┏━━
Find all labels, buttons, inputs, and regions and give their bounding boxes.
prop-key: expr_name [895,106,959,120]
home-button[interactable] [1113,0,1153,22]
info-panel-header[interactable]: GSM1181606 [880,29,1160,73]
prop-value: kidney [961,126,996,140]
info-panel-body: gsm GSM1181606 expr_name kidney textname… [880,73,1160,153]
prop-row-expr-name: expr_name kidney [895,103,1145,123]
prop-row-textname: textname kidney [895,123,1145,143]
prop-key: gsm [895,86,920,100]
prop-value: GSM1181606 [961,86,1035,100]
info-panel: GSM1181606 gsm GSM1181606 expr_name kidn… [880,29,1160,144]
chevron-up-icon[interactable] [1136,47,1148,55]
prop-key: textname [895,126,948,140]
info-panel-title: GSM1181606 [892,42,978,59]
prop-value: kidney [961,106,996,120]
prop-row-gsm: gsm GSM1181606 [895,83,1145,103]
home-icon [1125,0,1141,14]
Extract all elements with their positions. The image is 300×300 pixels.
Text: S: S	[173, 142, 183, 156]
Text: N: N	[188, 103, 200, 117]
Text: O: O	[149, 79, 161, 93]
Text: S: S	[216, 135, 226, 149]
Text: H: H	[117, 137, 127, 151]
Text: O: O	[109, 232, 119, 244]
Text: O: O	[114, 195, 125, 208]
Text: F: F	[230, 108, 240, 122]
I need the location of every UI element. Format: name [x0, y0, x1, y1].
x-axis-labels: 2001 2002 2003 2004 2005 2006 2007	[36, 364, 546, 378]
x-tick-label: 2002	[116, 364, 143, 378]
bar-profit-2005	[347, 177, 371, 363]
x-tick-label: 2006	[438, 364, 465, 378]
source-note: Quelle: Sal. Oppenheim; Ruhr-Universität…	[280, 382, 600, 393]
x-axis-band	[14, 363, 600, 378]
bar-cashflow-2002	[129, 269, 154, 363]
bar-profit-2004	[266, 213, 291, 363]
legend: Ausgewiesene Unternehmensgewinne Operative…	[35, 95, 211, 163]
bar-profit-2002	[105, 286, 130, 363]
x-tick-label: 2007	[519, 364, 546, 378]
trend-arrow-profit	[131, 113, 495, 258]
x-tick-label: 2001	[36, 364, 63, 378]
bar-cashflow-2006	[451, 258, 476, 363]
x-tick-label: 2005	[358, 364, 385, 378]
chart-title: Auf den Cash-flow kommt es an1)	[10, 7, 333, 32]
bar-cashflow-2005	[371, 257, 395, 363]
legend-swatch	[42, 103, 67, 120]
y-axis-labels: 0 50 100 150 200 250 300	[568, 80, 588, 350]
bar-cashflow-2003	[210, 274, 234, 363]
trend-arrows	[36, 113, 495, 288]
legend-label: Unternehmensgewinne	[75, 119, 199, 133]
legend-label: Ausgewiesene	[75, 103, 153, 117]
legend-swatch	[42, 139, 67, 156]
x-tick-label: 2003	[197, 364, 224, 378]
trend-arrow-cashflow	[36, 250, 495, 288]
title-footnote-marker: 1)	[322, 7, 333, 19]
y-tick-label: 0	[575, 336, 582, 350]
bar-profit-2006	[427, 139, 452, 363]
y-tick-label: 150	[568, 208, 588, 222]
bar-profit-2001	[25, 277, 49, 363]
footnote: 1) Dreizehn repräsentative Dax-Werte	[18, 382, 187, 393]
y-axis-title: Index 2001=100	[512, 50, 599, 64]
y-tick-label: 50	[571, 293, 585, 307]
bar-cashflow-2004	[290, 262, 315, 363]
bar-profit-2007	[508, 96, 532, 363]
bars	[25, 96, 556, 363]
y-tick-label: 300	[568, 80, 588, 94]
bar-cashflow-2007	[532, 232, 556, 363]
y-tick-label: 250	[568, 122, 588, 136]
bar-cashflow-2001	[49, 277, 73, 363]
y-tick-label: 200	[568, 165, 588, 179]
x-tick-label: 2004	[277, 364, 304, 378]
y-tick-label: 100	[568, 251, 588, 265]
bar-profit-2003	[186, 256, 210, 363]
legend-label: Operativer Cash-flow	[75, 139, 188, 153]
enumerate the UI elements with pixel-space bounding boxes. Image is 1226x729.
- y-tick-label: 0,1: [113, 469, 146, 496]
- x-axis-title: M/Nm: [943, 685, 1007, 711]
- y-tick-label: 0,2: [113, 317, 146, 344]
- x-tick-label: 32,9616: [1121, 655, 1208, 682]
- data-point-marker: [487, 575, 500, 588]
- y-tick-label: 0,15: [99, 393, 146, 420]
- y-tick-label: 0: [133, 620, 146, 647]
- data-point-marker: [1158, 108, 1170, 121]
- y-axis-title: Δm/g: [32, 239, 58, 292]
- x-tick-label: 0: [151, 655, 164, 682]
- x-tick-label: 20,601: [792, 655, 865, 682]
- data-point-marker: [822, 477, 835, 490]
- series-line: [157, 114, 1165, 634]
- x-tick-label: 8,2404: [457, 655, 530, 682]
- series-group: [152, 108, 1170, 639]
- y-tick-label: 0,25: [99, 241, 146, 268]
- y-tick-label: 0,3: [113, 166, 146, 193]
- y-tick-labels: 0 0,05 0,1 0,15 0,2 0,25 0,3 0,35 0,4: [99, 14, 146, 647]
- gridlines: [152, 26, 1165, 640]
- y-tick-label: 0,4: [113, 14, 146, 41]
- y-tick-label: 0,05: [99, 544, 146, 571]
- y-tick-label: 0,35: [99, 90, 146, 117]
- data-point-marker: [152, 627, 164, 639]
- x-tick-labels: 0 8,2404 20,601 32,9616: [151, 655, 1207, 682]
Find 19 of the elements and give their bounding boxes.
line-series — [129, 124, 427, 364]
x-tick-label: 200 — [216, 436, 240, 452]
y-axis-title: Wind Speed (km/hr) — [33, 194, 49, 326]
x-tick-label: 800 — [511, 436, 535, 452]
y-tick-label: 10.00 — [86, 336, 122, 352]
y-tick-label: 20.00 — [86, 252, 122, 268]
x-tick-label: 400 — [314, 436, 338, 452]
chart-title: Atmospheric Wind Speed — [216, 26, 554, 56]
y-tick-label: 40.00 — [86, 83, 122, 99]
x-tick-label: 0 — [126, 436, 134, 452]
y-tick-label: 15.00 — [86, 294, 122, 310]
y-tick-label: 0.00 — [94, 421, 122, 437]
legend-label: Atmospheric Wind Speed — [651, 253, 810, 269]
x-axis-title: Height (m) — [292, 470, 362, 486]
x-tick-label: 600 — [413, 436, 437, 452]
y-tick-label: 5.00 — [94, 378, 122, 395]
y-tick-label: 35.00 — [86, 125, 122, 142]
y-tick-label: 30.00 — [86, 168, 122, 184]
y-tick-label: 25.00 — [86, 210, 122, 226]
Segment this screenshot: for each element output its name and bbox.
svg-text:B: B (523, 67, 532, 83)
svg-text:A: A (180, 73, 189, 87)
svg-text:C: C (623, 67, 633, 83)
┗━━
### [Required task]
Copy all of the data above exactly as it appears.

### [Task answer]
Find all labels, buttons, inputs, and regions and give their bounding boxes.
prop-key: expr_name [895,106,959,120]
home-button[interactable] [1113,0,1153,22]
info-panel-header[interactable]: GSM1181606 [880,29,1160,73]
prop-value: kidney [961,126,996,140]
info-panel-body: gsm GSM1181606 expr_name kidney textname… [880,73,1160,153]
prop-row-expr-name: expr_name kidney [895,103,1145,123]
prop-row-textname: textname kidney [895,123,1145,143]
prop-key: gsm [895,86,920,100]
prop-value: GSM1181606 [961,86,1035,100]
info-panel: GSM1181606 gsm GSM1181606 expr_name kidn… [880,29,1160,144]
chevron-up-icon[interactable] [1136,47,1148,55]
prop-key: textname [895,126,948,140]
info-panel-title: GSM1181606 [892,42,978,59]
prop-value: kidney [961,106,996,120]
prop-row-gsm: gsm GSM1181606 [895,83,1145,103]
home-icon [1125,0,1141,14]
Extract all elements with their positions. The image is 300×300 pixels.
Text: S: S	[173, 142, 183, 156]
Text: N: N	[188, 103, 200, 117]
Text: O: O	[149, 79, 161, 93]
Text: S: S	[216, 135, 226, 149]
Text: H: H	[117, 137, 127, 151]
Text: O: O	[109, 232, 119, 244]
Text: O: O	[114, 195, 125, 208]
Text: F: F	[230, 108, 240, 122]
I need the location of every UI element. Format: name [x0, y0, x1, y1].
x-axis-labels: 2001 2002 2003 2004 2005 2006 2007	[36, 364, 546, 378]
x-tick-label: 2002	[116, 364, 143, 378]
bar-profit-2005	[347, 177, 371, 363]
x-tick-label: 2006	[438, 364, 465, 378]
source-note: Quelle: Sal. Oppenheim; Ruhr-Universität…	[280, 382, 600, 393]
x-axis-band	[14, 363, 600, 378]
bar-cashflow-2002	[129, 269, 154, 363]
bar-profit-2004	[266, 213, 291, 363]
legend: Ausgewiesene Unternehmensgewinne Operative…	[35, 95, 211, 163]
bar-profit-2002	[105, 286, 130, 363]
x-tick-label: 2007	[519, 364, 546, 378]
trend-arrow-profit	[131, 113, 495, 258]
x-tick-label: 2001	[36, 364, 63, 378]
bar-cashflow-2006	[451, 258, 476, 363]
x-tick-label: 2005	[358, 364, 385, 378]
chart-title: Auf den Cash-flow kommt es an1)	[10, 7, 333, 32]
bar-cashflow-2005	[371, 257, 395, 363]
legend-swatch	[42, 103, 67, 120]
y-axis-labels: 0 50 100 150 200 250 300	[568, 80, 588, 350]
bar-cashflow-2003	[210, 274, 234, 363]
trend-arrows	[36, 113, 495, 288]
legend-label: Unternehmensgewinne	[75, 119, 199, 133]
legend-label: Ausgewiesene	[75, 103, 153, 117]
legend-swatch	[42, 139, 67, 156]
x-tick-label: 2003	[197, 364, 224, 378]
trend-arrow-cashflow	[36, 250, 495, 288]
title-footnote-marker: 1)	[322, 7, 333, 19]
y-tick-label: 0	[575, 336, 582, 350]
bar-profit-2006	[427, 139, 452, 363]
y-tick-label: 150	[568, 208, 588, 222]
bar-profit-2001	[25, 277, 49, 363]
footnote: 1) Dreizehn repräsentative Dax-Werte	[18, 382, 187, 393]
y-axis-title: Index 2001=100	[512, 50, 599, 64]
y-tick-label: 50	[571, 293, 585, 307]
bar-cashflow-2004	[290, 262, 315, 363]
bar-profit-2007	[508, 96, 532, 363]
bars	[25, 96, 556, 363]
y-tick-label: 300	[568, 80, 588, 94]
bar-cashflow-2007	[532, 232, 556, 363]
y-tick-label: 250	[568, 122, 588, 136]
bar-cashflow-2001	[49, 277, 73, 363]
y-tick-label: 200	[568, 165, 588, 179]
x-tick-label: 2004	[277, 364, 304, 378]
y-tick-label: 100	[568, 251, 588, 265]
bar-profit-2003	[186, 256, 210, 363]
legend-label: Operativer Cash-flow	[75, 139, 188, 153]
enumerate the UI elements with pixel-space bounding boxes. Image is 1226x729.
- y-tick-label: 0,1: [113, 469, 146, 496]
- x-axis-title: M/Nm: [943, 685, 1007, 711]
- y-tick-label: 0,2: [113, 317, 146, 344]
- x-tick-label: 32,9616: [1121, 655, 1208, 682]
- data-point-marker: [487, 575, 500, 588]
- y-tick-label: 0,15: [99, 393, 146, 420]
- y-tick-label: 0: [133, 620, 146, 647]
- data-point-marker: [1158, 108, 1170, 121]
- y-axis-title: Δm/g: [32, 239, 58, 292]
- x-tick-label: 0: [151, 655, 164, 682]
- x-tick-label: 20,601: [792, 655, 865, 682]
- data-point-marker: [822, 477, 835, 490]
- series-line: [157, 114, 1165, 634]
- x-tick-label: 8,2404: [457, 655, 530, 682]
- series-group: [152, 108, 1170, 639]
- y-tick-label: 0,25: [99, 241, 146, 268]
- y-tick-label: 0,3: [113, 166, 146, 193]
- y-tick-labels: 0 0,05 0,1 0,15 0,2 0,25 0,3 0,35 0,4: [99, 14, 146, 647]
- gridlines: [152, 26, 1165, 640]
- y-tick-label: 0,4: [113, 14, 146, 41]
- y-tick-label: 0,05: [99, 544, 146, 571]
- y-tick-label: 0,35: [99, 90, 146, 117]
- data-point-marker: [152, 627, 164, 639]
- x-tick-labels: 0 8,2404 20,601 32,9616: [151, 655, 1207, 682]
Find 19 of the elements and give their bounding boxes.
line-series — [129, 124, 427, 364]
x-tick-label: 200 — [216, 436, 240, 452]
y-axis-title: Wind Speed (km/hr) — [33, 194, 49, 326]
x-tick-label: 800 — [511, 436, 535, 452]
y-tick-label: 10.00 — [86, 336, 122, 352]
y-tick-label: 20.00 — [86, 252, 122, 268]
x-tick-label: 400 — [314, 436, 338, 452]
chart-title: Atmospheric Wind Speed — [216, 26, 554, 56]
y-tick-label: 40.00 — [86, 83, 122, 99]
x-tick-label: 0 — [126, 436, 134, 452]
y-tick-label: 15.00 — [86, 294, 122, 310]
y-tick-label: 0.00 — [94, 421, 122, 437]
legend-label: Atmospheric Wind Speed — [651, 253, 810, 269]
x-axis-title: Height (m) — [292, 470, 362, 486]
x-tick-label: 600 — [413, 436, 437, 452]
y-tick-label: 5.00 — [94, 378, 122, 395]
y-tick-label: 35.00 — [86, 125, 122, 142]
y-tick-label: 30.00 — [86, 168, 122, 184]
y-tick-label: 25.00 — [86, 210, 122, 226]
Segment this screenshot: for each element output its name and bbox.
svg-text:B: B (523, 67, 532, 83)
svg-text:A: A (180, 73, 189, 87)
svg-text:C: C (623, 67, 633, 83)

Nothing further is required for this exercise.